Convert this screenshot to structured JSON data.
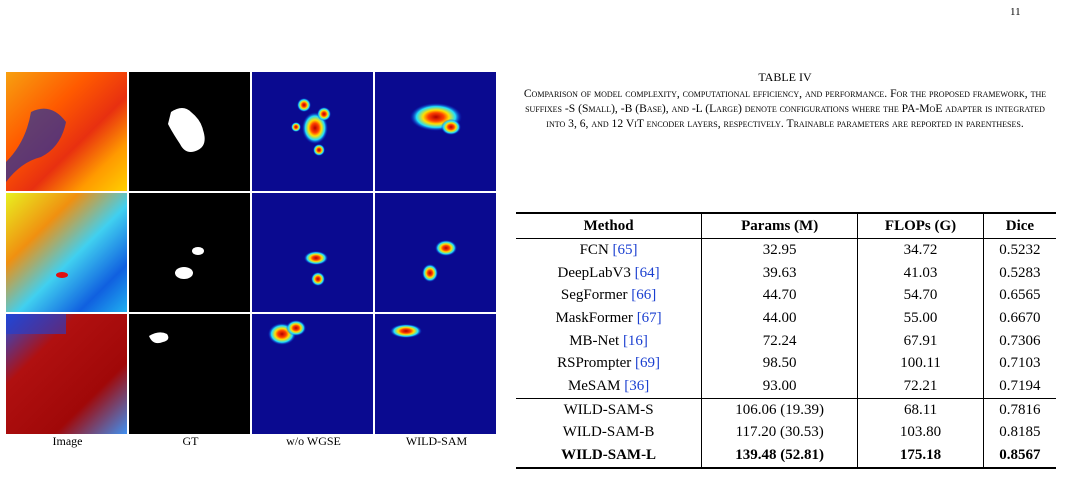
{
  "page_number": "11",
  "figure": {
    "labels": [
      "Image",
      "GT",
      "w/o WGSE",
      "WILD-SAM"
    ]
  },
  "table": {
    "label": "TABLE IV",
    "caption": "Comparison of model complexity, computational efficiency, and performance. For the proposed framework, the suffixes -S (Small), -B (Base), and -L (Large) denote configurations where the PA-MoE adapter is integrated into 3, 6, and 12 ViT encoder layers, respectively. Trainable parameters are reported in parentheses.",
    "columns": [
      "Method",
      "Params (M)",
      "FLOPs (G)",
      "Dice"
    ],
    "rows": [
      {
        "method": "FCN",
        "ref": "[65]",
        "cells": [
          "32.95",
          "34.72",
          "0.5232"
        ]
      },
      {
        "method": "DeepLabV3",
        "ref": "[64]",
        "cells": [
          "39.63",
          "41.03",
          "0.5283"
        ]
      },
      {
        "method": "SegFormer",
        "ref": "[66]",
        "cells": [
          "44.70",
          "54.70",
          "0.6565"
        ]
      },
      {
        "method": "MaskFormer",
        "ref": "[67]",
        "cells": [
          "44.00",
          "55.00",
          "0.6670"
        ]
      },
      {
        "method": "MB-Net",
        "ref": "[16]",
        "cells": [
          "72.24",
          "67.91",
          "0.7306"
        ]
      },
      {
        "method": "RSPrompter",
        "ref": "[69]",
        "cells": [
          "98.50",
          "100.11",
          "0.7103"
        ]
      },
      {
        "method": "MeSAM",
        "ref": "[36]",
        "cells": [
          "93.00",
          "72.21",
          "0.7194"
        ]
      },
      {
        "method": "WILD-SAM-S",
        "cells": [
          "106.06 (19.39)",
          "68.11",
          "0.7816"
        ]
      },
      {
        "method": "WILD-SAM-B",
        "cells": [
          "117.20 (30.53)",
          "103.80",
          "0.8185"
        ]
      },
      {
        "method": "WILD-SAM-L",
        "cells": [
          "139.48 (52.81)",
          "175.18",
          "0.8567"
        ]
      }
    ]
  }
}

# Exercise directions:
Send back the data above word for word, with the pictures left out.

# Written response:
Convert this screenshot to structured JSON data.
{
  "page_number": "11",
  "figure": {
    "labels": [
      "Image",
      "GT",
      "w/o WGSE",
      "WILD-SAM"
    ]
  },
  "table": {
    "label": "TABLE IV",
    "caption": "Comparison of model complexity, computational efficiency, and performance. For the proposed framework, the suffixes -S (Small), -B (Base), and -L (Large) denote configurations where the PA-MoE adapter is integrated into 3, 6, and 12 ViT encoder layers, respectively. Trainable parameters are reported in parentheses.",
    "columns": [
      "Method",
      "Params (M)",
      "FLOPs (G)",
      "Dice"
    ],
    "rows": [
      {
        "method": "FCN",
        "ref": "[65]",
        "cells": [
          "32.95",
          "34.72",
          "0.5232"
        ]
      },
      {
        "method": "DeepLabV3",
        "ref": "[64]",
        "cells": [
          "39.63",
          "41.03",
          "0.5283"
        ]
      },
      {
        "method": "SegFormer",
        "ref": "[66]",
        "cells": [
          "44.70",
          "54.70",
          "0.6565"
        ]
      },
      {
        "method": "MaskFormer",
        "ref": "[67]",
        "cells": [
          "44.00",
          "55.00",
          "0.6670"
        ]
      },
      {
        "method": "MB-Net",
        "ref": "[16]",
        "cells": [
          "72.24",
          "67.91",
          "0.7306"
        ]
      },
      {
        "method": "RSPrompter",
        "ref": "[69]",
        "cells": [
          "98.50",
          "100.11",
          "0.7103"
        ]
      },
      {
        "method": "MeSAM",
        "ref": "[36]",
        "cells": [
          "93.00",
          "72.21",
          "0.7194"
        ]
      },
      {
        "method": "WILD-SAM-S",
        "cells": [
          "106.06 (19.39)",
          "68.11",
          "0.7816"
        ]
      },
      {
        "method": "WILD-SAM-B",
        "cells": [
          "117.20 (30.53)",
          "103.80",
          "0.8185"
        ]
      },
      {
        "method": "WILD-SAM-L",
        "cells": [
          "139.48 (52.81)",
          "175.18",
          "0.8567"
        ]
      }
    ]
  }
}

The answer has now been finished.